» **Task objective**:
Search the listing for "właściciela" and copy every line where it appears.

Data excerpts

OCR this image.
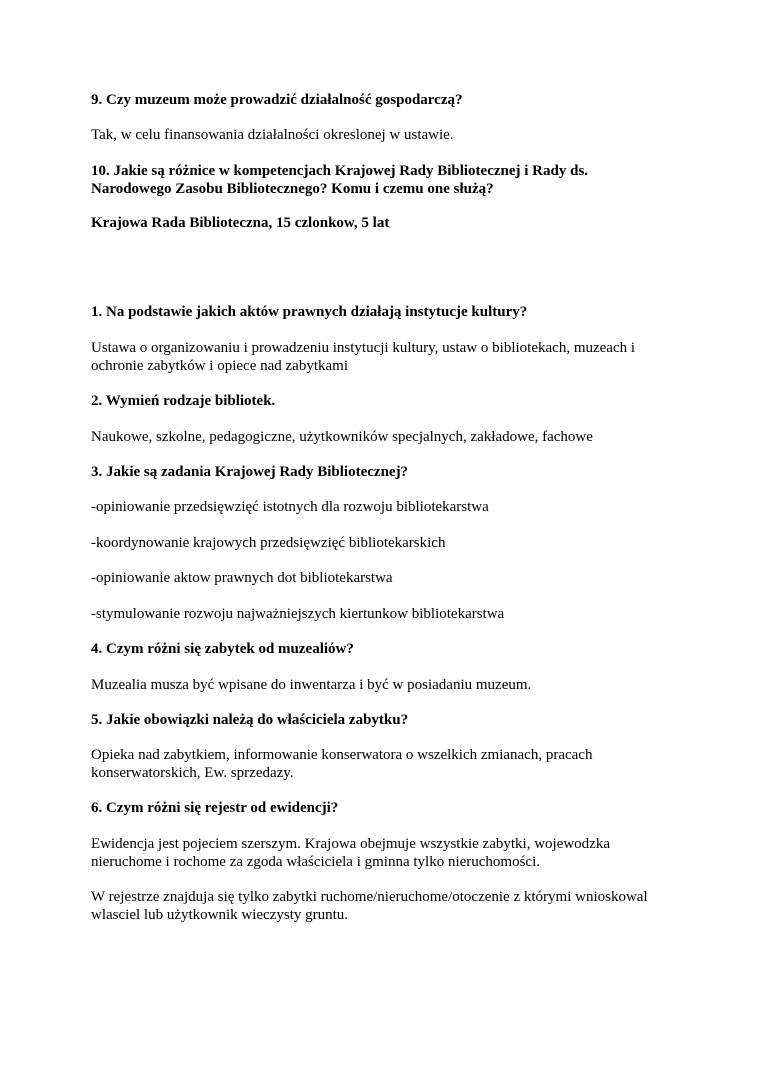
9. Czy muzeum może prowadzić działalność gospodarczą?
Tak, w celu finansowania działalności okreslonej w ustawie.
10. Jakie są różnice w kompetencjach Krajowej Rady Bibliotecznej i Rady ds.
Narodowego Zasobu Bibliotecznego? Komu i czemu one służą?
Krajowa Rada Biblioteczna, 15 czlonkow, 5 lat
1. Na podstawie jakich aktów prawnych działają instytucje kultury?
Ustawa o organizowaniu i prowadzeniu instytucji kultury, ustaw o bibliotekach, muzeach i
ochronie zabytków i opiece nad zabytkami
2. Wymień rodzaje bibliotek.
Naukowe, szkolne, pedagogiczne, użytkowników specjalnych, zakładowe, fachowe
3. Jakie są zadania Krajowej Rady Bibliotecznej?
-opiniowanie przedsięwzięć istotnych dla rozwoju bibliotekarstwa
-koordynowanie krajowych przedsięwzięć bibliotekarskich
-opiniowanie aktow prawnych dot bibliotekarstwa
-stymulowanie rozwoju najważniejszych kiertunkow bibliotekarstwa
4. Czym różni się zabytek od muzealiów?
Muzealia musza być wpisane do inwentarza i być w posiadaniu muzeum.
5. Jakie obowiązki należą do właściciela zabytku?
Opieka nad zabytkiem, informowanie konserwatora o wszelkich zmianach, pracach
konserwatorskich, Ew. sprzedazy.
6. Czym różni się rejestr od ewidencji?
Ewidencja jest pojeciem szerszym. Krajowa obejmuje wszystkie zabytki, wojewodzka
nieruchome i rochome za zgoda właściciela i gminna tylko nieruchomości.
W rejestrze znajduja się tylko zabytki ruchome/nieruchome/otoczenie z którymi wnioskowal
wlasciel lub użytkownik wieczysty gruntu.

...

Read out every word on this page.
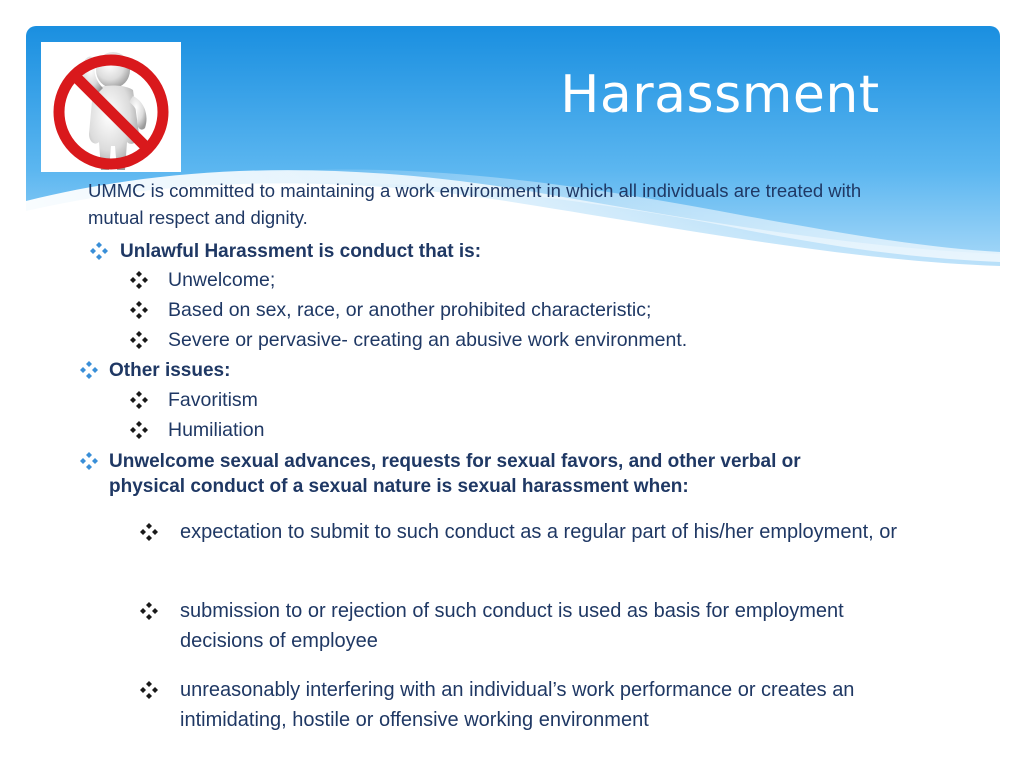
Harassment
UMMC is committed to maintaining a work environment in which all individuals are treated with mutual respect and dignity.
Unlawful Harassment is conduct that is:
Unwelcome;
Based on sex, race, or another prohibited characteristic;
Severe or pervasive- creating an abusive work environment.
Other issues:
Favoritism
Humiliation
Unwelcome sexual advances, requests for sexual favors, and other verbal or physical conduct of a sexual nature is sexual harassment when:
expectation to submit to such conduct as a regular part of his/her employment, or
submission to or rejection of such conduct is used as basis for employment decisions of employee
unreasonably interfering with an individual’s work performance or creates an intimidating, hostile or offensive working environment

» **Answer below**:
5. Jakie obowiązki należą do właściciela zabytku?
nieruchome i rochome za zgoda właściciela i gminna tylko nieruchomości.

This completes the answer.